## Exercise
Restate the full set of records exactly, without adding or dropping a word.

Figure contents as structured data:
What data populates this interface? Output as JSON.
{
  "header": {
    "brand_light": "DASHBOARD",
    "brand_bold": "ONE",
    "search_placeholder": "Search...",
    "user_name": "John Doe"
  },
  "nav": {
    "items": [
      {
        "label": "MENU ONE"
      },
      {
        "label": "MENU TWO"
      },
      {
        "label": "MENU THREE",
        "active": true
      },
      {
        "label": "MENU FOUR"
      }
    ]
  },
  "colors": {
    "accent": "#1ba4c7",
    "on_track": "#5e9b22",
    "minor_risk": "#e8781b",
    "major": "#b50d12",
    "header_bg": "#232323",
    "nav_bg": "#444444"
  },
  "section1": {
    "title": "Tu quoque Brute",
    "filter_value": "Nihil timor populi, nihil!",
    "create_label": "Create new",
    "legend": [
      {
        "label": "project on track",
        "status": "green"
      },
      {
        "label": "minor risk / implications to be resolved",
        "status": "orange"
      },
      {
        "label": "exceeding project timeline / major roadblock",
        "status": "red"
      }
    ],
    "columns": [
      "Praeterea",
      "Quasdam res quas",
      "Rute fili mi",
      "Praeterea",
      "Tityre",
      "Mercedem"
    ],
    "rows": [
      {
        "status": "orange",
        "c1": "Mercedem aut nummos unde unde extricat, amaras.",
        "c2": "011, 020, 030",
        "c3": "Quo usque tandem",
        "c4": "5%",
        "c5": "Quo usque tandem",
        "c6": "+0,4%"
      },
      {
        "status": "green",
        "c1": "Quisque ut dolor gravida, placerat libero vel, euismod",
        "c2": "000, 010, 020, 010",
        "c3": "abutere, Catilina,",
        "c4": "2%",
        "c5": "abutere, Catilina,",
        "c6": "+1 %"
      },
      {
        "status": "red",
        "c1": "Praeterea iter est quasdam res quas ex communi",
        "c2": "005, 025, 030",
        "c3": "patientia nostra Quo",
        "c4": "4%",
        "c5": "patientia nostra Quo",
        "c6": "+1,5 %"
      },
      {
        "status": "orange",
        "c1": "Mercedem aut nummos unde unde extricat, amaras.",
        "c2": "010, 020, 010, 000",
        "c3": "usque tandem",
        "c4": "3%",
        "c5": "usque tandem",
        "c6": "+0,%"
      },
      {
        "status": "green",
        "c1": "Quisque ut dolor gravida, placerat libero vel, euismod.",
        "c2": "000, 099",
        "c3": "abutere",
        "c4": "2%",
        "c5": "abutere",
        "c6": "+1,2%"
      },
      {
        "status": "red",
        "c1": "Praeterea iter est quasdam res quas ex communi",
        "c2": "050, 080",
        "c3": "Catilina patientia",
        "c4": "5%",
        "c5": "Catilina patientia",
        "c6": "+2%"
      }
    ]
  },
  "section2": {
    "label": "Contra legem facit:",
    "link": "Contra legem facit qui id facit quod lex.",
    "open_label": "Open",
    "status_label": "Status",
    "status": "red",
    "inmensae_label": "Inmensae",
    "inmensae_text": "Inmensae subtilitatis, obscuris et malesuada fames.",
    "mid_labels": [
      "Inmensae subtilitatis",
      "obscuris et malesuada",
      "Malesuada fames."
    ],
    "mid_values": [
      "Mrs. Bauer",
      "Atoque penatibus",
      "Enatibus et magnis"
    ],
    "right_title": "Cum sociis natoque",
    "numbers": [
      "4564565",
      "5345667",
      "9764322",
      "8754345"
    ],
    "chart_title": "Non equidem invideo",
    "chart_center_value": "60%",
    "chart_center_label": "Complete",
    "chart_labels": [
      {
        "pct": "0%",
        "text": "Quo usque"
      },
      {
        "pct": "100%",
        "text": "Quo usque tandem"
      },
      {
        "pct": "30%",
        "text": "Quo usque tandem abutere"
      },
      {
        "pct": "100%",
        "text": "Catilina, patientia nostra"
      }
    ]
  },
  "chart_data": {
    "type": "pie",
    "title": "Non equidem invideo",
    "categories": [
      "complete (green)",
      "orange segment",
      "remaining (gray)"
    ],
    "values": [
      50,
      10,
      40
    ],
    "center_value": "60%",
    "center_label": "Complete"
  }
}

## Output for this exercise
What data populates this interface? Output as JSON.
{
  "header": {
    "brand_light": "DASHBOARD",
    "brand_bold": "ONE",
    "search_placeholder": "Search...",
    "user_name": "John Doe"
  },
  "nav": {
    "items": [
      {
        "label": "MENU ONE"
      },
      {
        "label": "MENU TWO"
      },
      {
        "label": "MENU THREE",
        "active": true
      },
      {
        "label": "MENU FOUR"
      }
    ]
  },
  "colors": {
    "accent": "#1ba4c7",
    "on_track": "#5e9b22",
    "minor_risk": "#e8781b",
    "major": "#b50d12",
    "header_bg": "#232323",
    "nav_bg": "#444444"
  },
  "section1": {
    "title": "Tu quoque Brute",
    "filter_value": "Nihil timor populi, nihil!",
    "create_label": "Create new",
    "legend": [
      {
        "label": "project on track",
        "status": "green"
      },
      {
        "label": "minor risk / implications to be resolved",
        "status": "orange"
      },
      {
        "label": "exceeding project timeline / major roadblock",
        "status": "red"
      }
    ],
    "columns": [
      "Praeterea",
      "Quasdam res quas",
      "Rute fili mi",
      "Praeterea",
      "Tityre",
      "Mercedem"
    ],
    "rows": [
      {
        "status": "orange",
        "c1": "Mercedem aut nummos unde unde extricat, amaras.",
        "c2": "011, 020, 030",
        "c3": "Quo usque tandem",
        "c4": "5%",
        "c5": "Quo usque tandem",
        "c6": "+0,4%"
      },
      {
        "status": "green",
        "c1": "Quisque ut dolor gravida, placerat libero vel, euismod",
        "c2": "000, 010, 020, 010",
        "c3": "abutere, Catilina,",
        "c4": "2%",
        "c5": "abutere, Catilina,",
        "c6": "+1 %"
      },
      {
        "status": "red",
        "c1": "Praeterea iter est quasdam res quas ex communi",
        "c2": "005, 025, 030",
        "c3": "patientia nostra Quo",
        "c4": "4%",
        "c5": "patientia nostra Quo",
        "c6": "+1,5 %"
      },
      {
        "status": "orange",
        "c1": "Mercedem aut nummos unde unde extricat, amaras.",
        "c2": "010, 020, 010, 000",
        "c3": "usque tandem",
        "c4": "3%",
        "c5": "usque tandem",
        "c6": "+0,%"
      },
      {
        "status": "green",
        "c1": "Quisque ut dolor gravida, placerat libero vel, euismod.",
        "c2": "000, 099",
        "c3": "abutere",
        "c4": "2%",
        "c5": "abutere",
        "c6": "+1,2%"
      },
      {
        "status": "red",
        "c1": "Praeterea iter est quasdam res quas ex communi",
        "c2": "050, 080",
        "c3": "Catilina patientia",
        "c4": "5%",
        "c5": "Catilina patientia",
        "c6": "+2%"
      }
    ]
  },
  "section2": {
    "label": "Contra legem facit:",
    "link": "Contra legem facit qui id facit quod lex.",
    "open_label": "Open",
    "status_label": "Status",
    "status": "red",
    "inmensae_label": "Inmensae",
    "inmensae_text": "Inmensae subtilitatis, obscuris et malesuada fames.",
    "mid_labels": [
      "Inmensae subtilitatis",
      "obscuris et malesuada",
      "Malesuada fames."
    ],
    "mid_values": [
      "Mrs. Bauer",
      "Atoque penatibus",
      "Enatibus et magnis"
    ],
    "right_title": "Cum sociis natoque",
    "numbers": [
      "4564565",
      "5345667",
      "9764322",
      "8754345"
    ],
    "chart_title": "Non equidem invideo",
    "chart_center_value": "60%",
    "chart_center_label": "Complete",
    "chart_labels": [
      {
        "pct": "0%",
        "text": "Quo usque"
      },
      {
        "pct": "100%",
        "text": "Quo usque tandem"
      },
      {
        "pct": "30%",
        "text": "Quo usque tandem abutere"
      },
      {
        "pct": "100%",
        "text": "Catilina, patientia nostra"
      }
    ]
  },
  "chart_data": {
    "type": "pie",
    "title": "Non equidem invideo",
    "categories": [
      "complete (green)",
      "orange segment",
      "remaining (gray)"
    ],
    "values": [
      50,
      10,
      40
    ],
    "center_value": "60%",
    "center_label": "Complete"
  }
}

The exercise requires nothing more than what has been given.